____ RECORDS FOR THE TASK

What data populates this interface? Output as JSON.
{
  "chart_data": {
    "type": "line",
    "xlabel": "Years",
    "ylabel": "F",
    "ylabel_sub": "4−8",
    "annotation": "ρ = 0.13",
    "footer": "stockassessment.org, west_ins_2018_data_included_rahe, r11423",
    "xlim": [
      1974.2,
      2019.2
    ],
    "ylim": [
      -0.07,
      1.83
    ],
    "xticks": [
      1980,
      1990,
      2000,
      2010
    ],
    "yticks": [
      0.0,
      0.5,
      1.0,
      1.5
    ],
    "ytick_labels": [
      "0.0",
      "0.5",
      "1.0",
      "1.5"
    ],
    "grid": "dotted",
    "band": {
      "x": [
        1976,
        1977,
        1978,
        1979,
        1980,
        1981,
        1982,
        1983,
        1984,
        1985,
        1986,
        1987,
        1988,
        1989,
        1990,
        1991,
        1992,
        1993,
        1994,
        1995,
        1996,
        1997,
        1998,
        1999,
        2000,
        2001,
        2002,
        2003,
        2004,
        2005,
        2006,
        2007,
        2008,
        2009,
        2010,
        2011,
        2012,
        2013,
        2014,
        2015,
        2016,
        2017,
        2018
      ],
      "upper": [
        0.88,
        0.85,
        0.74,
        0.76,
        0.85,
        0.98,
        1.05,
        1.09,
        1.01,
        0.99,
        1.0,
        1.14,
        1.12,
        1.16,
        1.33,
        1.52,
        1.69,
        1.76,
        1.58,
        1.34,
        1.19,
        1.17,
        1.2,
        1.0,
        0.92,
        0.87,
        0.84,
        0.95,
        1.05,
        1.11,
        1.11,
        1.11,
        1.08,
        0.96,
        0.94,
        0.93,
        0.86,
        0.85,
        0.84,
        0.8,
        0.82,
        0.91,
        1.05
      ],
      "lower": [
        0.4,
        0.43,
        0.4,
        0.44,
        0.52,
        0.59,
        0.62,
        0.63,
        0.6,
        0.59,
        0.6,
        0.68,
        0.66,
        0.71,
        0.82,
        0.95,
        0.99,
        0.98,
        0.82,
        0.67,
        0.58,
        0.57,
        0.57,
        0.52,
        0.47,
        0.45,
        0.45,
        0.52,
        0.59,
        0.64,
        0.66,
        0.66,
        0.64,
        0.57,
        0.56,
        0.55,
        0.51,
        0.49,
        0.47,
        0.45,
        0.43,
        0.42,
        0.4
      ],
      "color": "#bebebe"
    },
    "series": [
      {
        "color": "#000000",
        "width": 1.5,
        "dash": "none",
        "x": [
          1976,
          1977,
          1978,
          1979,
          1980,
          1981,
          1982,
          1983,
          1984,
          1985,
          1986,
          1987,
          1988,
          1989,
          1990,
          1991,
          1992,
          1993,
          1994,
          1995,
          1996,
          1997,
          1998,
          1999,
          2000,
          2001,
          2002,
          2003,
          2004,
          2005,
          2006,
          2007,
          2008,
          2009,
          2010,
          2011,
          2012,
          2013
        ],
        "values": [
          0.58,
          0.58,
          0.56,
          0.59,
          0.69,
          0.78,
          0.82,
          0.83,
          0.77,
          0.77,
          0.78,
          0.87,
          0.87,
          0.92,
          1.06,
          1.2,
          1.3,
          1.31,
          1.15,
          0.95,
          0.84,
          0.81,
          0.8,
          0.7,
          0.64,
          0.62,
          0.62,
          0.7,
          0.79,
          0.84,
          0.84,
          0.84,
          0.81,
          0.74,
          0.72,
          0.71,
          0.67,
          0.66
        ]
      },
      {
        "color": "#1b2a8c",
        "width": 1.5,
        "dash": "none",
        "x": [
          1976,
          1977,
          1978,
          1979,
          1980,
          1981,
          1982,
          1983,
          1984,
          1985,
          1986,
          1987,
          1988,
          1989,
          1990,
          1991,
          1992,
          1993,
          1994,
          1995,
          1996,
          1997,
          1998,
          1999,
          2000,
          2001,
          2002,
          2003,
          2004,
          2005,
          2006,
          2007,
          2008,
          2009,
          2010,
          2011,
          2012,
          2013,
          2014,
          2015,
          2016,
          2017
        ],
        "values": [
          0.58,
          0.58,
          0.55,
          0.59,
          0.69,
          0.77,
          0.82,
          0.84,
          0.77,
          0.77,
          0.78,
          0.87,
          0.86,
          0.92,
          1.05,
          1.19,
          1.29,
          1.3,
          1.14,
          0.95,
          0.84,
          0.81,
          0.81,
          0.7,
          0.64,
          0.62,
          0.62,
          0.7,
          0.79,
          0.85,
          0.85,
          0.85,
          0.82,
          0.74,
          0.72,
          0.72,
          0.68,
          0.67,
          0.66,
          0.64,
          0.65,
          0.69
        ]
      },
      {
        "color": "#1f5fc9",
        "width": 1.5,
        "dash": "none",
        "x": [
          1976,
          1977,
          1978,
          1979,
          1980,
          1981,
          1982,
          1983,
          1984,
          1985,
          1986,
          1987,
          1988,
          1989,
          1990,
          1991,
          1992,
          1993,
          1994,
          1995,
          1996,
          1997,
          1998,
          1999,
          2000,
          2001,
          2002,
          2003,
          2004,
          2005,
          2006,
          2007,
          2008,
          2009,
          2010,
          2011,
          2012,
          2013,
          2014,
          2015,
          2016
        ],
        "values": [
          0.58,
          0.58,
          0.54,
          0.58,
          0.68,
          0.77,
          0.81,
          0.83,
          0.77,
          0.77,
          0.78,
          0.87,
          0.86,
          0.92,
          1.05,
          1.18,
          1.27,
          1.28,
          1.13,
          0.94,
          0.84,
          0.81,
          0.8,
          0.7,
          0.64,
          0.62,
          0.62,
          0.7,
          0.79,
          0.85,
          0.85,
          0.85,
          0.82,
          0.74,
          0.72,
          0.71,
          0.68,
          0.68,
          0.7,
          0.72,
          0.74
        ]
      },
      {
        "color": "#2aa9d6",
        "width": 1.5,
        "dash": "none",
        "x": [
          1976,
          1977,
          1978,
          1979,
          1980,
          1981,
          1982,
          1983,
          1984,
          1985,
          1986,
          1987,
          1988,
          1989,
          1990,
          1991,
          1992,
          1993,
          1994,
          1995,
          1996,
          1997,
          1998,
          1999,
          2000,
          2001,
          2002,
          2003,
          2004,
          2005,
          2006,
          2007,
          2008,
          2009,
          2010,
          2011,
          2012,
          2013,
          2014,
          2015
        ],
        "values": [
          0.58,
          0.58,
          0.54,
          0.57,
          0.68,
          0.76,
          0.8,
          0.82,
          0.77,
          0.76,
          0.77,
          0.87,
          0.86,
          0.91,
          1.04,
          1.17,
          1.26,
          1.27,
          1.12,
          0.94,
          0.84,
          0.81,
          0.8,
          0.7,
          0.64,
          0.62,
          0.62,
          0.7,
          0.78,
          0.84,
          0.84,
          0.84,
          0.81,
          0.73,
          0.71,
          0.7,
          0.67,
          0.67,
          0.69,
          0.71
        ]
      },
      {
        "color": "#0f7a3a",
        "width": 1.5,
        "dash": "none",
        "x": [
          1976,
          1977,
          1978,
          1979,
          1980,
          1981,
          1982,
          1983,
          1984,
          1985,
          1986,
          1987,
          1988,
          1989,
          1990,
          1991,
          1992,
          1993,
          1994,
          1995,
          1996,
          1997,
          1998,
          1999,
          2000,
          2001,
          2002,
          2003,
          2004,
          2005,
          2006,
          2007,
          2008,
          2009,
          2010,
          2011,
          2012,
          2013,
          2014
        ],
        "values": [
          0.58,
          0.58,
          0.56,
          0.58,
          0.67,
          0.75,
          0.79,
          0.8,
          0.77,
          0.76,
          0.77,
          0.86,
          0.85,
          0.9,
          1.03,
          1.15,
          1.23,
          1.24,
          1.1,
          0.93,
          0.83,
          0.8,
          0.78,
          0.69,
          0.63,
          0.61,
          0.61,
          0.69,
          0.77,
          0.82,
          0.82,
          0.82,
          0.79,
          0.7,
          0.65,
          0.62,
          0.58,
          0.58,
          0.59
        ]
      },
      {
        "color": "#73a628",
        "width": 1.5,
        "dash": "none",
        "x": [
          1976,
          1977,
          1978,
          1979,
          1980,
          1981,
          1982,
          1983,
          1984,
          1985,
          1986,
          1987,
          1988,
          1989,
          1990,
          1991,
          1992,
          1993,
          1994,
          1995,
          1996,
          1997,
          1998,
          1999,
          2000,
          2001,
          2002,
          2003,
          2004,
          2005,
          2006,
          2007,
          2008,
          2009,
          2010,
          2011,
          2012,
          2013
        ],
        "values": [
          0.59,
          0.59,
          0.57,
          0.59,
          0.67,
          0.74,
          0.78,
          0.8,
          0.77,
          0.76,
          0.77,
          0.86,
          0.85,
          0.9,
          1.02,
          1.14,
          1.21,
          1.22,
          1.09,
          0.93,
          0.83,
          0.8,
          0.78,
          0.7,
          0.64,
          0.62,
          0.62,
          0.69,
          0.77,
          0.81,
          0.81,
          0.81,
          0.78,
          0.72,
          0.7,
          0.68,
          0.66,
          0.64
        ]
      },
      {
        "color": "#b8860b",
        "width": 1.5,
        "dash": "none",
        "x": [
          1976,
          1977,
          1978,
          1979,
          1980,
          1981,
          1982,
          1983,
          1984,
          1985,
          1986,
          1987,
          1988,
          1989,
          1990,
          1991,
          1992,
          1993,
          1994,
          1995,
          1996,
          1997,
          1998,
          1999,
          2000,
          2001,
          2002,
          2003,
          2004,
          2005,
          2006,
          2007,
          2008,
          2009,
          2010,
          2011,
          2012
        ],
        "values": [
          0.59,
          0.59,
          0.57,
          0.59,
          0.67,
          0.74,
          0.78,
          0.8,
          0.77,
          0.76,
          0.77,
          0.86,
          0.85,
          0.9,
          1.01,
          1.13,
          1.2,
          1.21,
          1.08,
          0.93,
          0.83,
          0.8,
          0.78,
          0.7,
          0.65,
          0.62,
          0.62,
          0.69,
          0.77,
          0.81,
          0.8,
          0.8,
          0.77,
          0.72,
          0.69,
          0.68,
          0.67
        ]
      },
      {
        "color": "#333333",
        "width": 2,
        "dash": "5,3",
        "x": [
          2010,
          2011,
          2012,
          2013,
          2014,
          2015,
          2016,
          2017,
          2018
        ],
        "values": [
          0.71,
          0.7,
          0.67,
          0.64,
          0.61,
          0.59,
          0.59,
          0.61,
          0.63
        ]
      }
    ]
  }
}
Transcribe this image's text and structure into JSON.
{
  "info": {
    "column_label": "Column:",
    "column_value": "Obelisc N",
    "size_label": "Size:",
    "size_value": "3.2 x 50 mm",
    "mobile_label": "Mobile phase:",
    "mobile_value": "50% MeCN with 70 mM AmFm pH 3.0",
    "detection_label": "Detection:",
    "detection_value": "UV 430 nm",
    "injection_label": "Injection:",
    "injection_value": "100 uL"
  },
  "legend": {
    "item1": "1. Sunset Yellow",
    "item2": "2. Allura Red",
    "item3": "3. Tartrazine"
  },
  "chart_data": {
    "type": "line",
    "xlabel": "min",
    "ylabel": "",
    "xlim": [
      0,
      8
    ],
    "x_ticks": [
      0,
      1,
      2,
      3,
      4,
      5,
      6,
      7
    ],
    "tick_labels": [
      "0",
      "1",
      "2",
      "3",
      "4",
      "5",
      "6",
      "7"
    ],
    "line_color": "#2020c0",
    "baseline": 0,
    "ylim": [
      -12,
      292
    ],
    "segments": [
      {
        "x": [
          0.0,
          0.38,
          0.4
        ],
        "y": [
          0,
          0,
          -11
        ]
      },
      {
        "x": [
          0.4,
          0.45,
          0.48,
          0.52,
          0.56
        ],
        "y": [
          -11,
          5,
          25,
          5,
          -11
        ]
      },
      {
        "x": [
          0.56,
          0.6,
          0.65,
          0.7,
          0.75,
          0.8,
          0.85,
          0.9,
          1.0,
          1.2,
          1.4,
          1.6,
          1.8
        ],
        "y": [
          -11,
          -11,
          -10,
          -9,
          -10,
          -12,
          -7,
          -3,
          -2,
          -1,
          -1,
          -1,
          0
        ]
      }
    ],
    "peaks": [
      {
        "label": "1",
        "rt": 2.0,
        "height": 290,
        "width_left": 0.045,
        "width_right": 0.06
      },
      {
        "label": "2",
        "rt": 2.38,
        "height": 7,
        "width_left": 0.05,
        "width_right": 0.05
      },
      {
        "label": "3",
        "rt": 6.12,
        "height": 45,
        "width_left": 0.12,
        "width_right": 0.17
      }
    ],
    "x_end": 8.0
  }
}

________

_WHAT YOU HAVE TO DO_: Pick out every line of the listing containing the word "this", and show those lines.

_WRITTEN ANSWER_:
What data populates this interface? Output as JSON.
Transcribe this image's text and structure into JSON.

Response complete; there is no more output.